Challenge: Reproduce the listing below exactly. Pictures do not belong in the copy.

__________________________________________________

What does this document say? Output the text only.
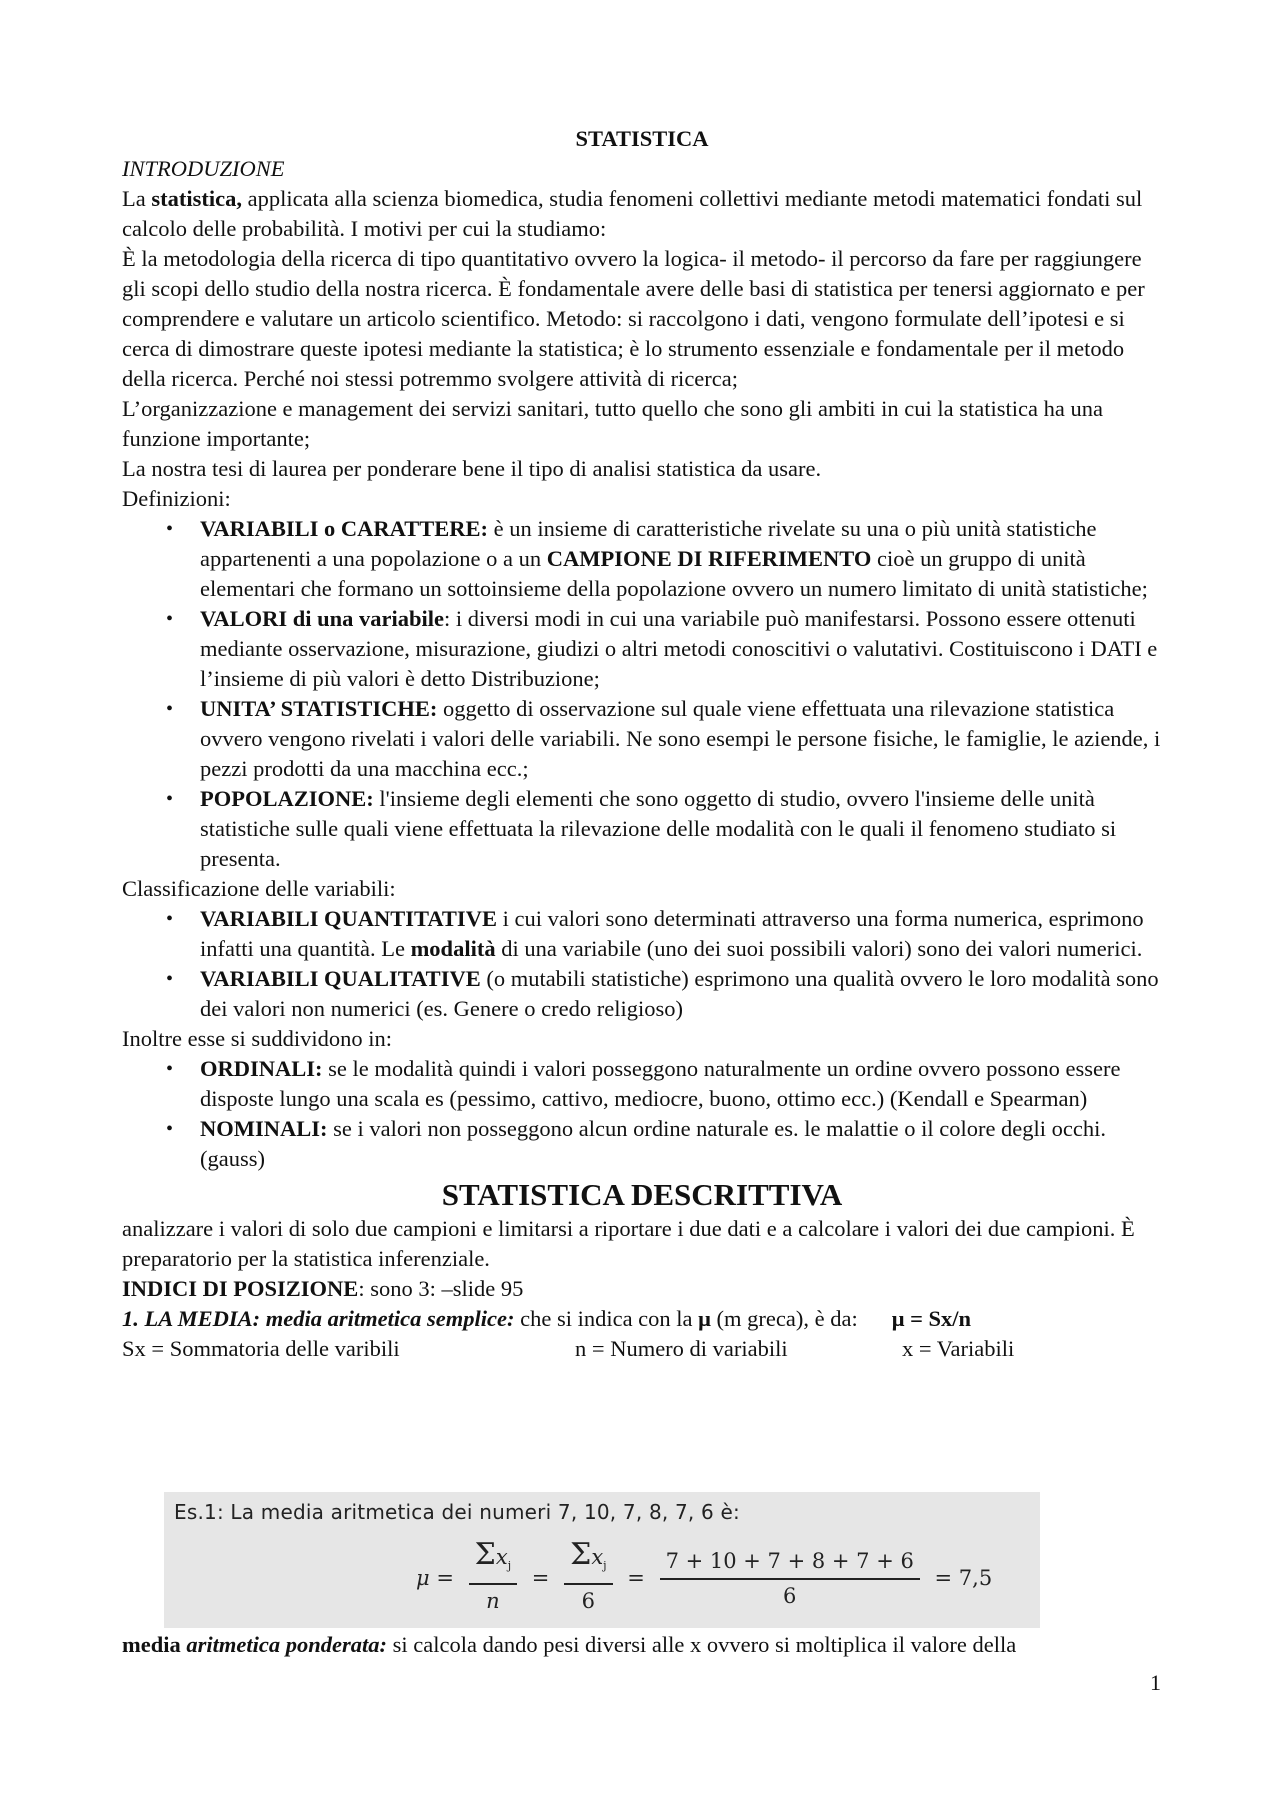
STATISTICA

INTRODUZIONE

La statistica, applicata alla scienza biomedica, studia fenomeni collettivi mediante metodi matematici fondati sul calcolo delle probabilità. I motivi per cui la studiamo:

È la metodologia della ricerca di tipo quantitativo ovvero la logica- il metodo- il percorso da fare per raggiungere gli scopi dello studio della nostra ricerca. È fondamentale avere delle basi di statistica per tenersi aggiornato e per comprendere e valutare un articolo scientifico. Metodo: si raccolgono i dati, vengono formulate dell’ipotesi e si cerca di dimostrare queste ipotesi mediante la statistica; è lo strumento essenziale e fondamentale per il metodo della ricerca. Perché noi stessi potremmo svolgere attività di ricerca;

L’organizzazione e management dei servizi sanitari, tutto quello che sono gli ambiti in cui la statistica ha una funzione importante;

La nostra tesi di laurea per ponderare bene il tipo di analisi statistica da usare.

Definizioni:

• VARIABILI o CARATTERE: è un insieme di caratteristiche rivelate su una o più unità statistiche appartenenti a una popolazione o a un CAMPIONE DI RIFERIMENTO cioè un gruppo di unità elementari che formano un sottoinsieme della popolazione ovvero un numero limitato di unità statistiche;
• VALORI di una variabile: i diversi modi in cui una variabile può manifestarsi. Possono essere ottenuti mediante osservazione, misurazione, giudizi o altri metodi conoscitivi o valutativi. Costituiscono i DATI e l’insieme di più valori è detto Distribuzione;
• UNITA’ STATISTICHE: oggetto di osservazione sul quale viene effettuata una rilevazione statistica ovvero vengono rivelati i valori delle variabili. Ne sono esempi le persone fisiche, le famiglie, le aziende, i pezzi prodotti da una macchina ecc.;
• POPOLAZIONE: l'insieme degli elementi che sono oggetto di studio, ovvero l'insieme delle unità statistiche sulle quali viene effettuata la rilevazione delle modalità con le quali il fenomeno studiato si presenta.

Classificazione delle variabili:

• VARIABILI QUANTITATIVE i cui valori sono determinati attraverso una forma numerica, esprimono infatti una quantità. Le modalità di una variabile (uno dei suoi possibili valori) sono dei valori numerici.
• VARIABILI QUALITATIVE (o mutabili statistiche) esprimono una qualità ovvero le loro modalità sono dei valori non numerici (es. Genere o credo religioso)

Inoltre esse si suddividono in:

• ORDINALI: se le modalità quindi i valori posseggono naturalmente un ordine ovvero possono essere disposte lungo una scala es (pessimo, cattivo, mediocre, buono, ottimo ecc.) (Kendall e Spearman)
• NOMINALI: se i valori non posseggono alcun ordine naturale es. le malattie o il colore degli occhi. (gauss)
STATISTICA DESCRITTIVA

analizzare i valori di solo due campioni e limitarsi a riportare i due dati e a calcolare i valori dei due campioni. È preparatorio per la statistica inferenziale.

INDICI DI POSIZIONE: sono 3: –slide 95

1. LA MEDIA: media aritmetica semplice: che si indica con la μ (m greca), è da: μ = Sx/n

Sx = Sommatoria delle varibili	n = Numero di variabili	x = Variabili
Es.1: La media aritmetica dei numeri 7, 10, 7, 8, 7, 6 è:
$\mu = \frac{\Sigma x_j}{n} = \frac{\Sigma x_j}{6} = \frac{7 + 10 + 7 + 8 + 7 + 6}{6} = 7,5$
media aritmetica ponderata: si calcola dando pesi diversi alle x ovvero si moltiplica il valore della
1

__________________________________________________

Final result:
What does this document say? Output the text only.
STATISTICA

INTRODUZIONE

La statistica, applicata alla scienza biomedica, studia fenomeni collettivi mediante metodi matematici fondati sul calcolo delle probabilità. I motivi per cui la studiamo:

È la metodologia della ricerca di tipo quantitativo ovvero la logica- il metodo- il percorso da fare per raggiungere gli scopi dello studio della nostra ricerca. È fondamentale avere delle basi di statistica per tenersi aggiornato e per comprendere e valutare un articolo scientifico. Metodo: si raccolgono i dati, vengono formulate dell’ipotesi e si cerca di dimostrare queste ipotesi mediante la statistica; è lo strumento essenziale e fondamentale per il metodo della ricerca. Perché noi stessi potremmo svolgere attività di ricerca;

L’organizzazione e management dei servizi sanitari, tutto quello che sono gli ambiti in cui la statistica ha una funzione importante;

La nostra tesi di laurea per ponderare bene il tipo di analisi statistica da usare.

Definizioni:

• VARIABILI o CARATTERE: è un insieme di caratteristiche rivelate su una o più unità statistiche appartenenti a una popolazione o a un CAMPIONE DI RIFERIMENTO cioè un gruppo di unità elementari che formano un sottoinsieme della popolazione ovvero un numero limitato di unità statistiche;
• VALORI di una variabile: i diversi modi in cui una variabile può manifestarsi. Possono essere ottenuti mediante osservazione, misurazione, giudizi o altri metodi conoscitivi o valutativi. Costituiscono i DATI e l’insieme di più valori è detto Distribuzione;
• UNITA’ STATISTICHE: oggetto di osservazione sul quale viene effettuata una rilevazione statistica ovvero vengono rivelati i valori delle variabili. Ne sono esempi le persone fisiche, le famiglie, le aziende, i pezzi prodotti da una macchina ecc.;
• POPOLAZIONE: l'insieme degli elementi che sono oggetto di studio, ovvero l'insieme delle unità statistiche sulle quali viene effettuata la rilevazione delle modalità con le quali il fenomeno studiato si presenta.

Classificazione delle variabili:

• VARIABILI QUANTITATIVE i cui valori sono determinati attraverso una forma numerica, esprimono infatti una quantità. Le modalità di una variabile (uno dei suoi possibili valori) sono dei valori numerici.
• VARIABILI QUALITATIVE (o mutabili statistiche) esprimono una qualità ovvero le loro modalità sono dei valori non numerici (es. Genere o credo religioso)

Inoltre esse si suddividono in:

• ORDINALI: se le modalità quindi i valori posseggono naturalmente un ordine ovvero possono essere disposte lungo una scala es (pessimo, cattivo, mediocre, buono, ottimo ecc.) (Kendall e Spearman)
• NOMINALI: se i valori non posseggono alcun ordine naturale es. le malattie o il colore degli occhi. (gauss)
STATISTICA DESCRITTIVA

analizzare i valori di solo due campioni e limitarsi a riportare i due dati e a calcolare i valori dei due campioni. È preparatorio per la statistica inferenziale.

INDICI DI POSIZIONE: sono 3: –slide 95

1. LA MEDIA: media aritmetica semplice: che si indica con la μ (m greca), è da: μ = Sx/n

Sx = Sommatoria delle varibili	n = Numero di variabili	x = Variabili
Es.1: La media aritmetica dei numeri 7, 10, 7, 8, 7, 6 è:
$\mu = \frac{\Sigma x_j}{n} = \frac{\Sigma x_j}{6} = \frac{7 + 10 + 7 + 8 + 7 + 6}{6} = 7,5$
media aritmetica ponderata: si calcola dando pesi diversi alle x ovvero si moltiplica il valore della
1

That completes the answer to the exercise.